An Introduction to Turbomachinery

Turbomachinery deals with the study of steam and jet engines that make up essentially the entire heavy-duty industry. It is an arrangement designed to convert kinetic energy into other forms of usable energy, depending upon the application of the unit.  

Turbomachinery covers industries from energy conversion to the aeronautical engineering sector. Because of its extensive use in the job market, getting qualified in turbomachinery is crucial for any engineering and diploma graduate. 

Follow this content to refresh the basics of turbomachinery, as well as its types and applications. 

Brushing up on the Basics

Turbomachinery can be defined as a machine that exchanges energy between a working fluid and the blades of a turbine. The main applications of turbomachinery are the use of turbines to produce hydroelectricity or in an aircraft jet engine.

### Material
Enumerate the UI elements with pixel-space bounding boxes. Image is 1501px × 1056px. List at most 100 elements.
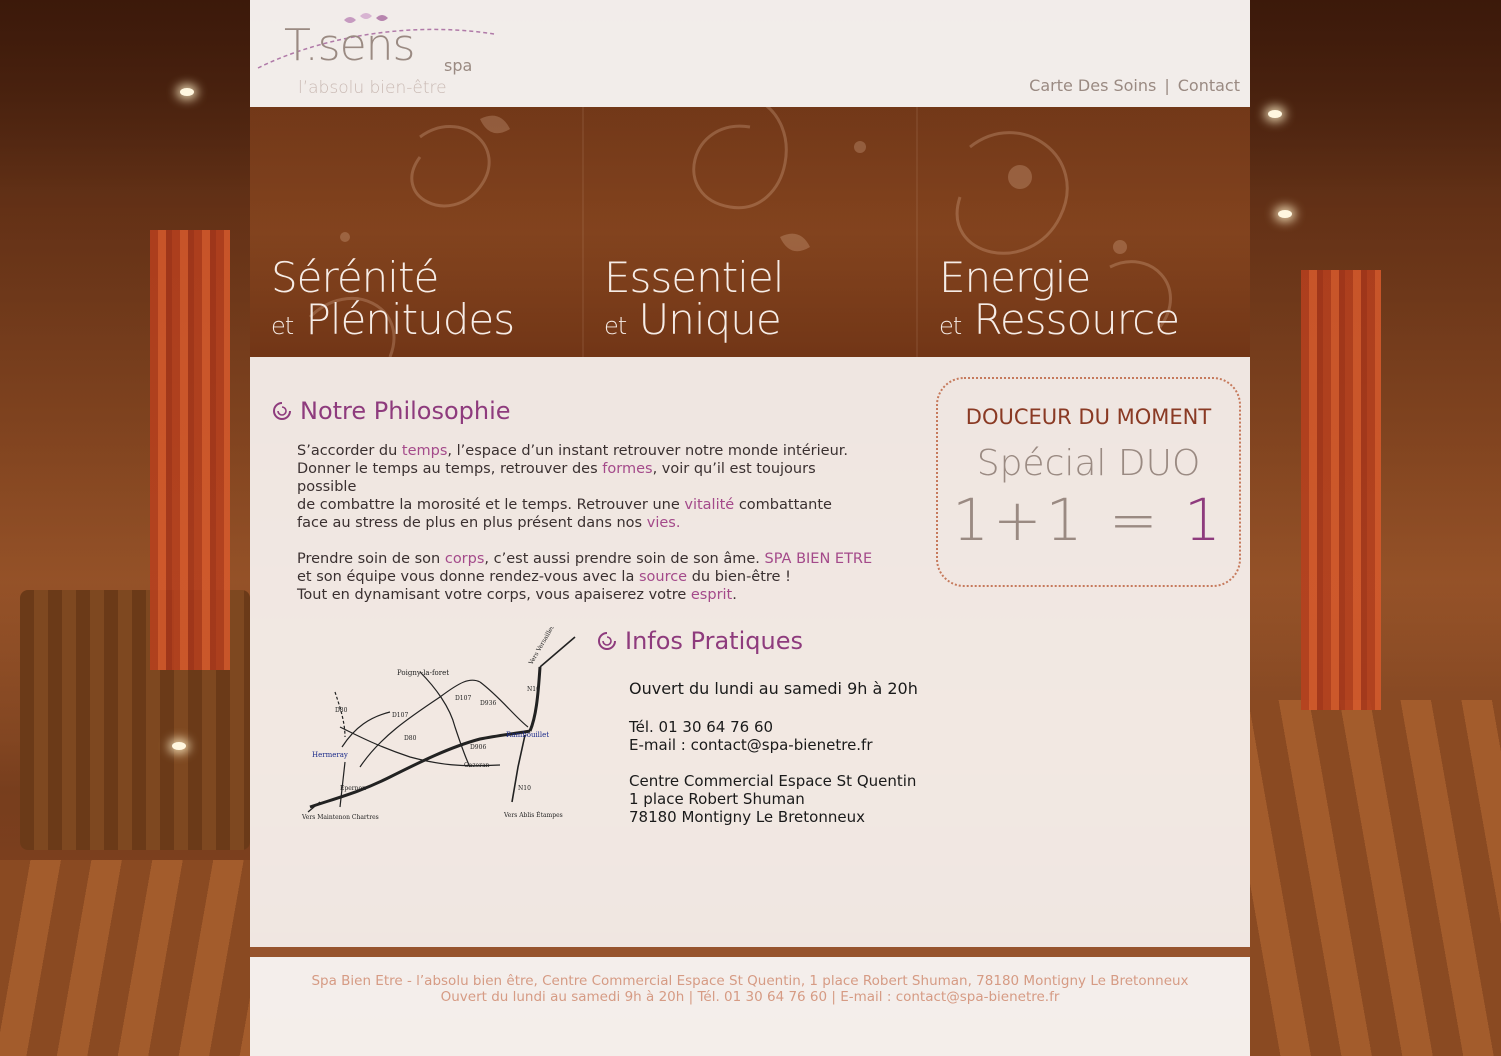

### Given task
Return, word for word, the part of the turbomachinery introduction above that begins at the words "Turbomachinery deals with" and stops after "of the unit.".

### The reply
Turbomachinery deals with the study of steam and jet engines that make up essentially the entire heavy-duty industry. It is an arrangement designed to convert kinetic energy into other forms of usable energy, depending upon the application of the unit.